» Data for the task:
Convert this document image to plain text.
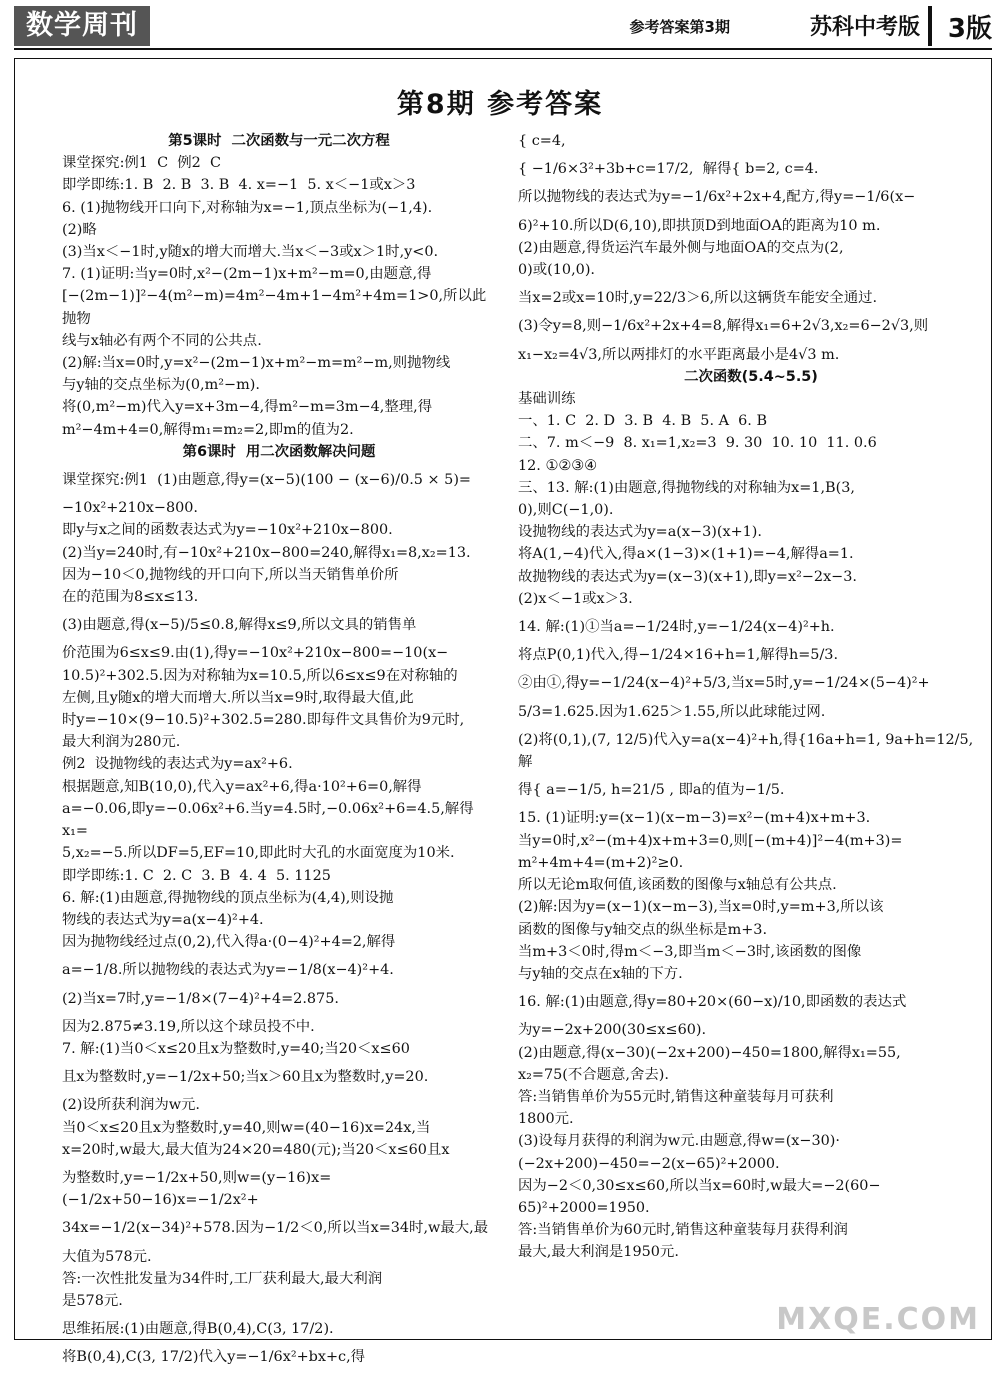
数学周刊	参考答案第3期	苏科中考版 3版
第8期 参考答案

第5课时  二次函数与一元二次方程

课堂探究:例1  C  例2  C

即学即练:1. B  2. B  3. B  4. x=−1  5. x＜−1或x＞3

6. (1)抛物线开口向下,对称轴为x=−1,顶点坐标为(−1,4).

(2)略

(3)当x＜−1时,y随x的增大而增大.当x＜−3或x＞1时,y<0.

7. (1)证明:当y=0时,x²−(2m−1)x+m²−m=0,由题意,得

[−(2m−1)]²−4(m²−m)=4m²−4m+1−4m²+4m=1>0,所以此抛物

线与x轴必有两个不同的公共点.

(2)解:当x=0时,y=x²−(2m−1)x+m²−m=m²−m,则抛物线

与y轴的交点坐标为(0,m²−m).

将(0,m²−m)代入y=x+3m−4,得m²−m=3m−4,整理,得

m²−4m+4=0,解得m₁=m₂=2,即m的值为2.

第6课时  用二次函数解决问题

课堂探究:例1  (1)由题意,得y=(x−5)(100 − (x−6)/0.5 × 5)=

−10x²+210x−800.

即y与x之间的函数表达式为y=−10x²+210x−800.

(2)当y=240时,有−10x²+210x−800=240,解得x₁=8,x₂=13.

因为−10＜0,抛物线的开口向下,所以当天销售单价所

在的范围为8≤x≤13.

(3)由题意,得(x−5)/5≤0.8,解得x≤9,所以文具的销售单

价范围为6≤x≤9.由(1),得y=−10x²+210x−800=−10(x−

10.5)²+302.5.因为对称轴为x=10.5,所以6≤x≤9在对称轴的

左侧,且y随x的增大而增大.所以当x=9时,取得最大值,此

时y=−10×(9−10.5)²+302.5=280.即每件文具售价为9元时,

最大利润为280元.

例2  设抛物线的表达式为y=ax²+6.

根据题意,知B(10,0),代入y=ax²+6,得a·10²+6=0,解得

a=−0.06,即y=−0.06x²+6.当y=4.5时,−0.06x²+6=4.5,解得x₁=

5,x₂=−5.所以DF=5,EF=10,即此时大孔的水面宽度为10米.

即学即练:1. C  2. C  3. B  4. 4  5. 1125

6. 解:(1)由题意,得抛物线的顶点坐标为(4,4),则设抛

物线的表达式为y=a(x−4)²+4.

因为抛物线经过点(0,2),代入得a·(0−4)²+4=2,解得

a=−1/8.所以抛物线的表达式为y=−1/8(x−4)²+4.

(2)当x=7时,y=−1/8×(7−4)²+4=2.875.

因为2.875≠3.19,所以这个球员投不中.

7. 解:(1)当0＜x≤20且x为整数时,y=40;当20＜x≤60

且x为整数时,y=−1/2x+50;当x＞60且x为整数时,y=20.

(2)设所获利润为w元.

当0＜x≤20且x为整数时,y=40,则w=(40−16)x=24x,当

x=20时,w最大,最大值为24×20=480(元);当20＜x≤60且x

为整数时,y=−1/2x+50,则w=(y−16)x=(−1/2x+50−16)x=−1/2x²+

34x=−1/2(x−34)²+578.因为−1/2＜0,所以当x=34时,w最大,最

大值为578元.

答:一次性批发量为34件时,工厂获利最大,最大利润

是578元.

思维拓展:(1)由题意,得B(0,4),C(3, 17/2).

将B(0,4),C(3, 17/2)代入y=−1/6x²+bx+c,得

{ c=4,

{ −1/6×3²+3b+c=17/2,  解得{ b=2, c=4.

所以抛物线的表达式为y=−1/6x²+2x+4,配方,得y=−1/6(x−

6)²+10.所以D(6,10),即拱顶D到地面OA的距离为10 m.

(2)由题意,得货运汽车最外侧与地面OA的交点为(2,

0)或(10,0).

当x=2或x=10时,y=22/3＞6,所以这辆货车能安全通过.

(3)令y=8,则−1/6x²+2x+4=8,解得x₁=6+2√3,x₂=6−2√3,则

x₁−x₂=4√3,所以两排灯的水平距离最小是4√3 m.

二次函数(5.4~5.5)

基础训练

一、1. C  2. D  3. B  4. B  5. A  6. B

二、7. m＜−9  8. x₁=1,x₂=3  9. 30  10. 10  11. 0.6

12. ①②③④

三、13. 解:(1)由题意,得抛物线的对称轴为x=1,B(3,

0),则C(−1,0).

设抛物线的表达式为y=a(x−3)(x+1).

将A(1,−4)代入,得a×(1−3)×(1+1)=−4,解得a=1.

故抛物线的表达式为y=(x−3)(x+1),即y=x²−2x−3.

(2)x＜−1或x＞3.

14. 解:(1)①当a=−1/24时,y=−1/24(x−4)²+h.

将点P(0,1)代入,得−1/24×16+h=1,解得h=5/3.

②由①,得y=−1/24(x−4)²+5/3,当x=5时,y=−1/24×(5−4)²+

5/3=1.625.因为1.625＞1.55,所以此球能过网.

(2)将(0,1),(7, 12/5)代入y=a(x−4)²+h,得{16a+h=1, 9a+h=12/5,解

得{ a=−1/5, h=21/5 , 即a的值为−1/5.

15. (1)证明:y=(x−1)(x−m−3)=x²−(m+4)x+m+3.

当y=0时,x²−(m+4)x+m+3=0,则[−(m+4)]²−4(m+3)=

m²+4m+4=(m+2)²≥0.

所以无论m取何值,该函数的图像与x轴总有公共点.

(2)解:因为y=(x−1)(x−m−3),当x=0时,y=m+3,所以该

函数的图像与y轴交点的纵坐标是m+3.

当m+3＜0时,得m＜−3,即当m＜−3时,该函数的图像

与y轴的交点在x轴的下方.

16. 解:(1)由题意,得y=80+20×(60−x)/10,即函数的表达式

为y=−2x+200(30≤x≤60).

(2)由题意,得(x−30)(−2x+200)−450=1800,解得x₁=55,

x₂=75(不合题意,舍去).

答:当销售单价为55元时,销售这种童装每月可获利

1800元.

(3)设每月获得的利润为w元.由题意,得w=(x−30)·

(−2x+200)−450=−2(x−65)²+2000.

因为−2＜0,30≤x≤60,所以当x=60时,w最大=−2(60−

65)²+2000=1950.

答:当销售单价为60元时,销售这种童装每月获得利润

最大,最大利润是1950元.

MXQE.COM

--

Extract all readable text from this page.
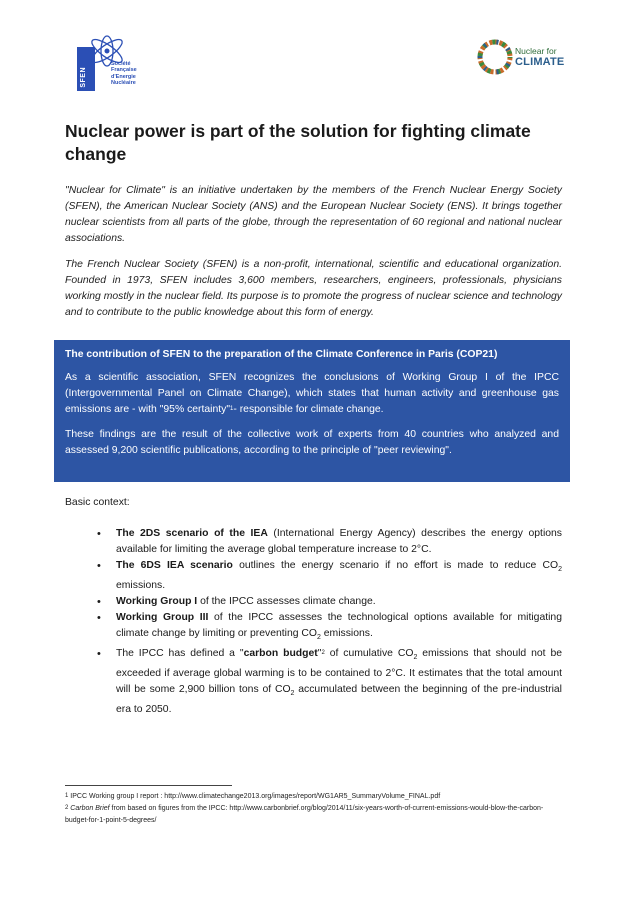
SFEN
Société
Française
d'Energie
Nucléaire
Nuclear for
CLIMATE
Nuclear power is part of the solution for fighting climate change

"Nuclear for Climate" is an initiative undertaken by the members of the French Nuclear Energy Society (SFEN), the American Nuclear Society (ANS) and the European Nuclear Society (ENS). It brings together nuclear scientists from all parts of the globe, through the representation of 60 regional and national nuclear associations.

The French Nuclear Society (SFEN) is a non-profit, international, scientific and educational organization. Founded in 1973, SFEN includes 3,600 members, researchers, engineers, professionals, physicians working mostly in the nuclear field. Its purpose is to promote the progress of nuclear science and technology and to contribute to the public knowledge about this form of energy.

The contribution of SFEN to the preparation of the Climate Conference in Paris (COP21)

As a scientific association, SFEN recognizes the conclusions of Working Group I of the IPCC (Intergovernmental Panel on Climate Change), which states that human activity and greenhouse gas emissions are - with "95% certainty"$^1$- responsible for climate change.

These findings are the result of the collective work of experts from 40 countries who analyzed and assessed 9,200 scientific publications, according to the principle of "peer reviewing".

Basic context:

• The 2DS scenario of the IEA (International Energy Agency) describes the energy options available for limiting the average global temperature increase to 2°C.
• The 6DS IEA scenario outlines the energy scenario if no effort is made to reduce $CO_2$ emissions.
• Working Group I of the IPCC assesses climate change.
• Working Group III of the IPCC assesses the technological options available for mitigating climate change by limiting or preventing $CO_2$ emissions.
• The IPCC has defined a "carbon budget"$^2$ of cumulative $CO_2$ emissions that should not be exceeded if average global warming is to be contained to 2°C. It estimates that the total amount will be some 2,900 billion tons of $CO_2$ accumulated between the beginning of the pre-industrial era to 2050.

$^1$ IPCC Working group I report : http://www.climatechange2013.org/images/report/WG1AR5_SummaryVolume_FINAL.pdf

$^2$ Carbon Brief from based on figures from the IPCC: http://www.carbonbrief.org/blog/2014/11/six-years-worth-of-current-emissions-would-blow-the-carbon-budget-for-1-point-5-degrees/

» Requirement: Which lines in the data above contain "budget"? Show each one.

» Reply to the task:
• The IPCC has defined a "carbon budget"$^2$ of cumulative $CO_2$ emissions that should not be exceeded if average global warming is to be contained to 2°C. It estimates that the total amount will be some 2,900 billion tons of $CO_2$ accumulated between the beginning of the pre-industrial era to 2050.
$^2$ Carbon Brief from based on figures from the IPCC: http://www.carbonbrief.org/blog/2014/11/six-years-worth-of-current-emissions-would-blow-the-carbon-budget-for-1-point-5-degrees/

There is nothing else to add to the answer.